**Information provided:**
_ _ _ _ _ _ _

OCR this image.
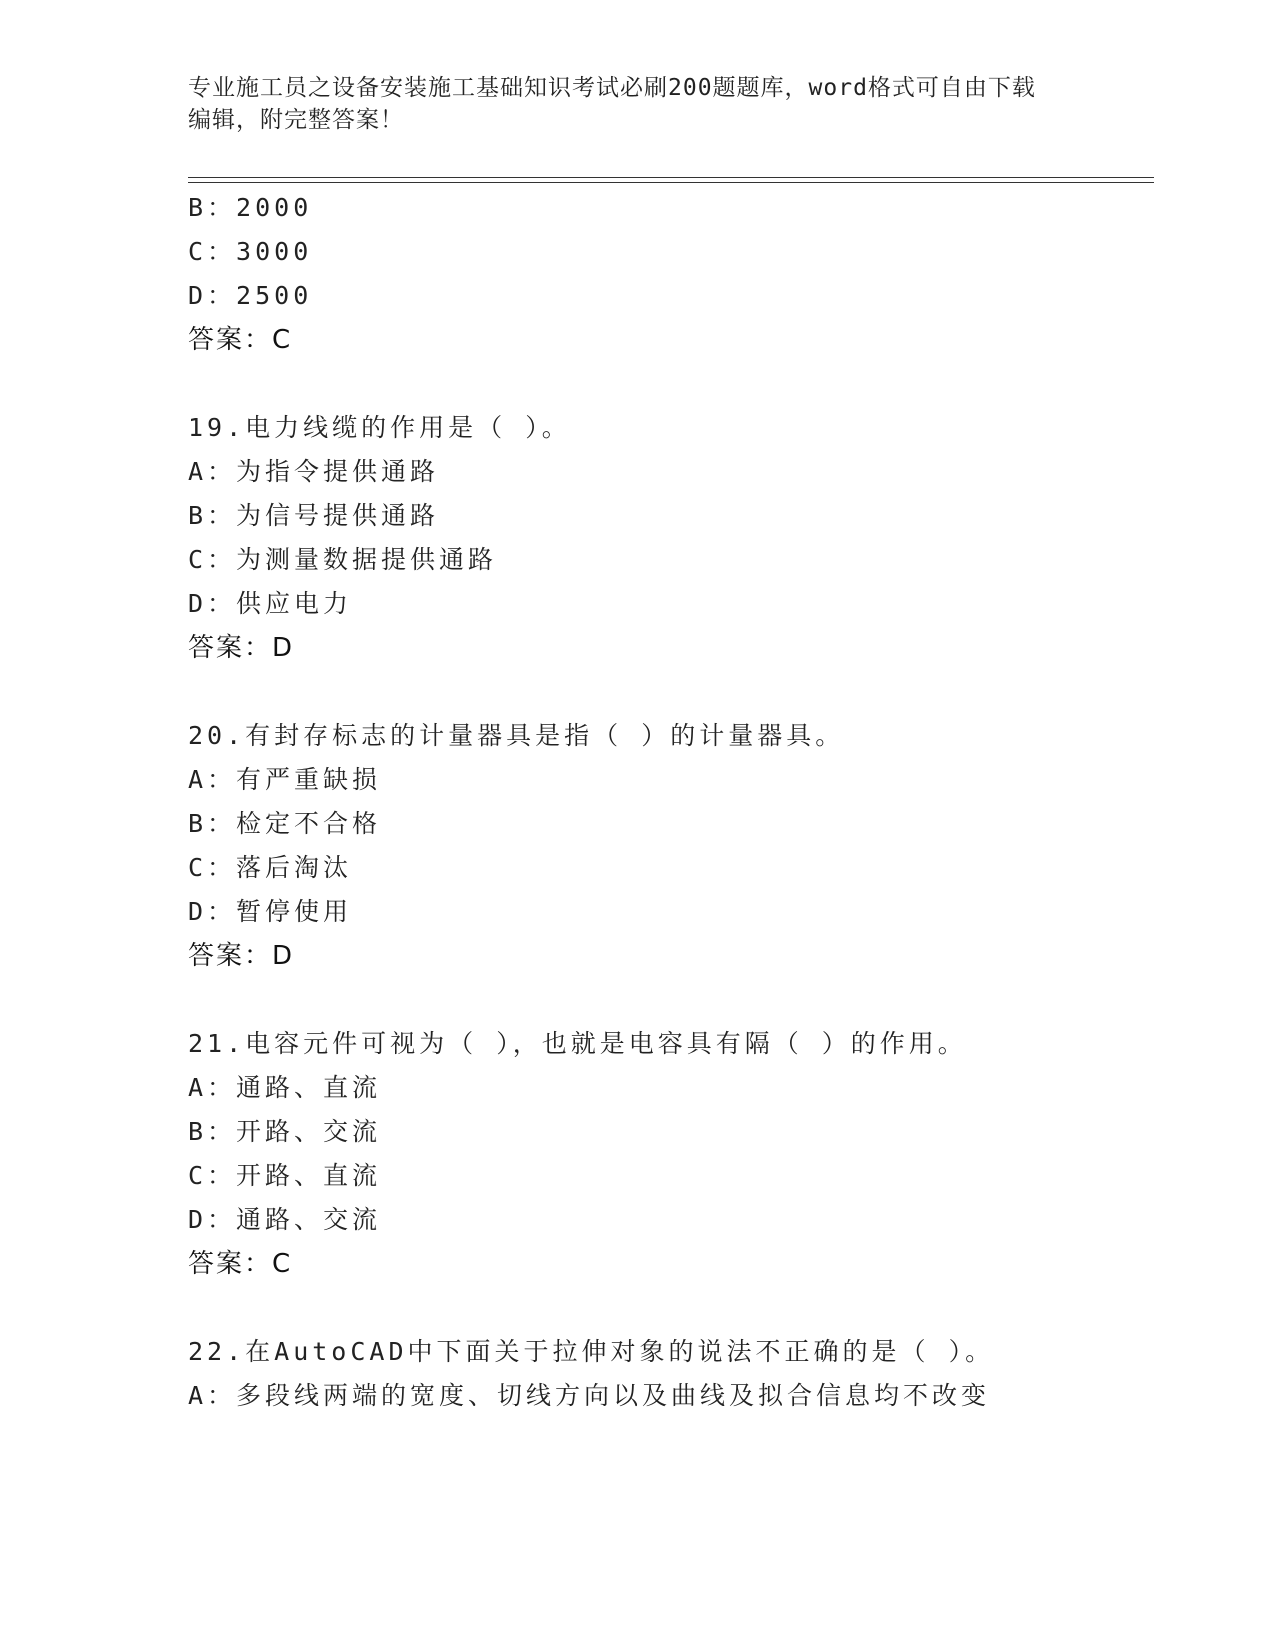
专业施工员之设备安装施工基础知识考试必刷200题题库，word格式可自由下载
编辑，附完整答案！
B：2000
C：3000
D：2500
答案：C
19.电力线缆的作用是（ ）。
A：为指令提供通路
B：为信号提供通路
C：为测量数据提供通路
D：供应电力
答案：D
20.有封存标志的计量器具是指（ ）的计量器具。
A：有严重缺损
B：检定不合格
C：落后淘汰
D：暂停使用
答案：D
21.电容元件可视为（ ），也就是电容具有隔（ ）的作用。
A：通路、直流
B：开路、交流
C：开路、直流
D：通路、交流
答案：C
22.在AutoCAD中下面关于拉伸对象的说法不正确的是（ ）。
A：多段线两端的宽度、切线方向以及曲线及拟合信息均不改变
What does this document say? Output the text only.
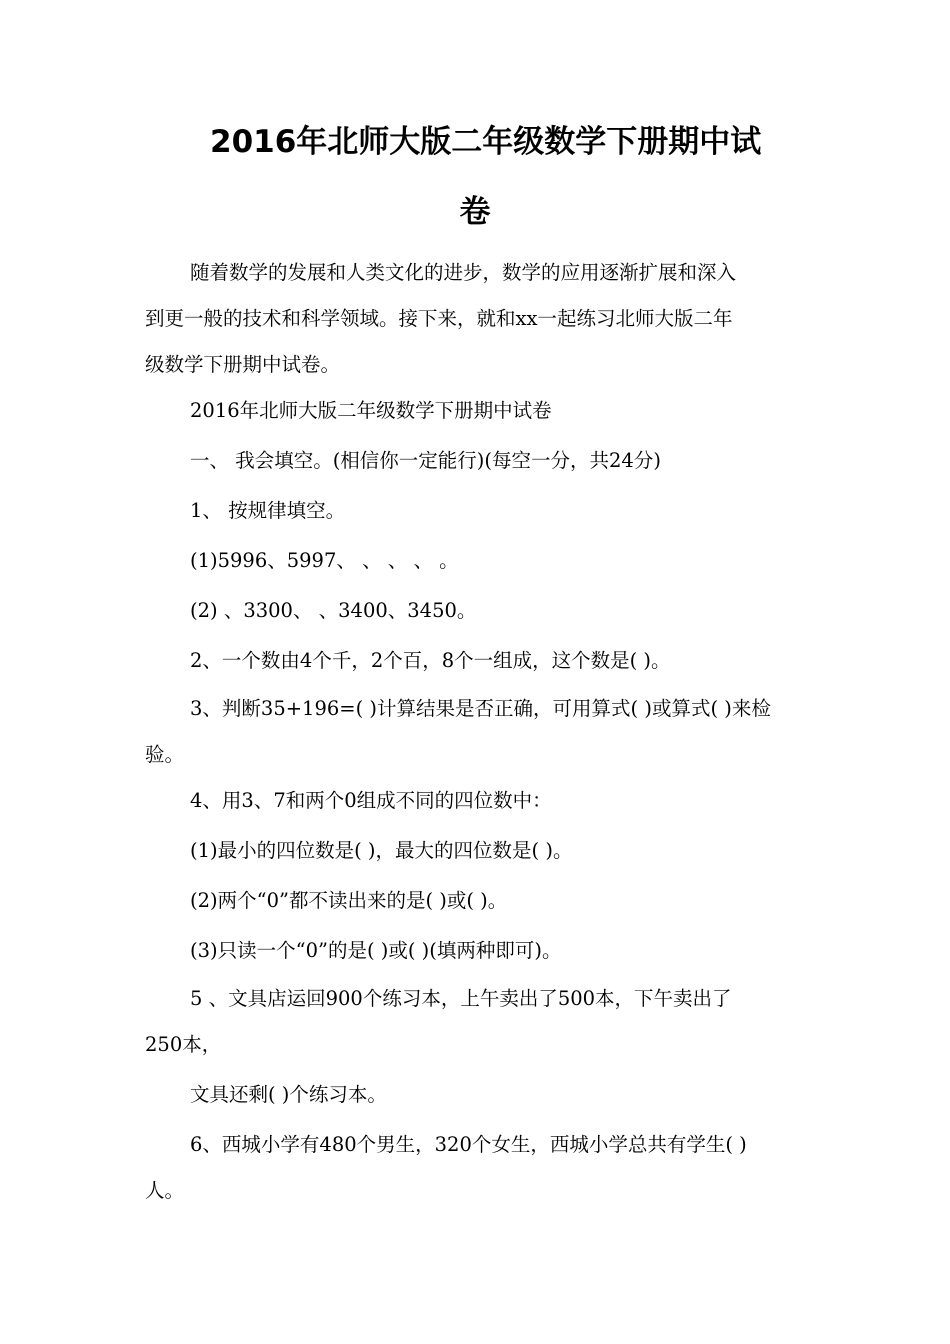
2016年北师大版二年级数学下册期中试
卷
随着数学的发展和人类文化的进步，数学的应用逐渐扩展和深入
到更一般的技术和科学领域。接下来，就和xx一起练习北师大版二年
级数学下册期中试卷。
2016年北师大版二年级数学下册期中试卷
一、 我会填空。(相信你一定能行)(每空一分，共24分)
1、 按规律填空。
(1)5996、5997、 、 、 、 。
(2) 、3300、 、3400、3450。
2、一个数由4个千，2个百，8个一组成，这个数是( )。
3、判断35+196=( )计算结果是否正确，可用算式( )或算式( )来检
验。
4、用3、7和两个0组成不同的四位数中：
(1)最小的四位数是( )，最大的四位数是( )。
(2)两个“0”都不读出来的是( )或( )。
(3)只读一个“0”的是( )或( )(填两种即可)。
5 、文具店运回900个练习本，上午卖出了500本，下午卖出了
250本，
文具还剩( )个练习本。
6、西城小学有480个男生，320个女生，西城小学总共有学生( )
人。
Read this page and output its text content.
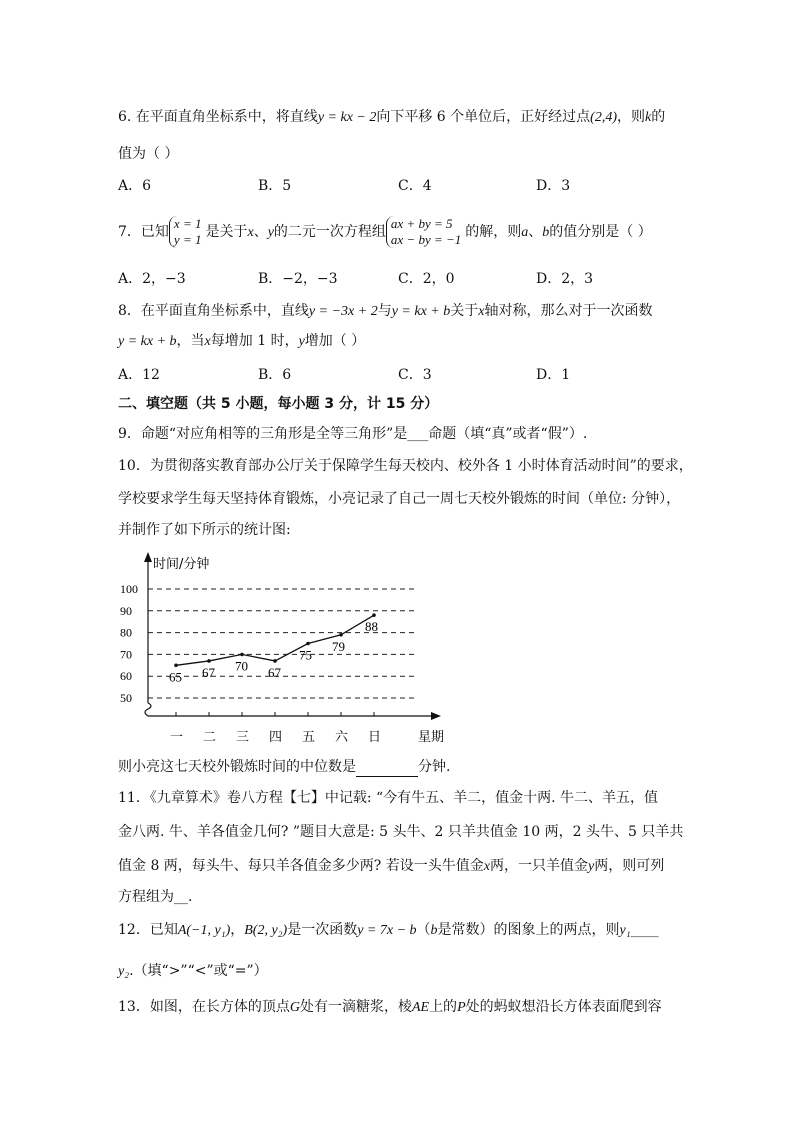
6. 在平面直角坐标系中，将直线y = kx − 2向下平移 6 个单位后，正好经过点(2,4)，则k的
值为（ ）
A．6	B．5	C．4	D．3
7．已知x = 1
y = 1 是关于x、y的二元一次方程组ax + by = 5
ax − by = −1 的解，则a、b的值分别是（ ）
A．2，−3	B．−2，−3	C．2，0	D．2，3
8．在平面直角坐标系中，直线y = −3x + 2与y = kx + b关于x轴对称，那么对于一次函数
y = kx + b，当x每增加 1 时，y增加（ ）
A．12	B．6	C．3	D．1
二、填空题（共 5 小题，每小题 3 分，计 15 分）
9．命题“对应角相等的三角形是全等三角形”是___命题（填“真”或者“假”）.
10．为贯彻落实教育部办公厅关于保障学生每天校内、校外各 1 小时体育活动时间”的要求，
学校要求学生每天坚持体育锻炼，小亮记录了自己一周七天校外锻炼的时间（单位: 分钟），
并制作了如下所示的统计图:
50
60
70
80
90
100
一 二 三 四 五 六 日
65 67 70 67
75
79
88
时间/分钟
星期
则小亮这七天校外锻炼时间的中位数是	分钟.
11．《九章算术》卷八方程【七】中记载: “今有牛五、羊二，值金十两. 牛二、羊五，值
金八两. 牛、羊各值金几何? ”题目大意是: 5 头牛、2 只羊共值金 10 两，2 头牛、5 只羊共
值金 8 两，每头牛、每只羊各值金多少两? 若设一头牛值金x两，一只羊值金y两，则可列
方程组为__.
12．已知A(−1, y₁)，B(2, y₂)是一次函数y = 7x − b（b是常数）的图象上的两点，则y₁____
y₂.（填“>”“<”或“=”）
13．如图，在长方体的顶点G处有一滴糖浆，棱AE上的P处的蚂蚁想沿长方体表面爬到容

_ _ _ _ _ _ _

**What to work on:** Copy out the lines in which the string "在平面直角坐标系中" appears.

**Correct result:**
6. 在平面直角坐标系中，将直线y = kx − 2向下平移 6 个单位后，正好经过点(2,4)，则k的
8．在平面直角坐标系中，直线y = −3x + 2与y = kx + b关于x轴对称，那么对于一次函数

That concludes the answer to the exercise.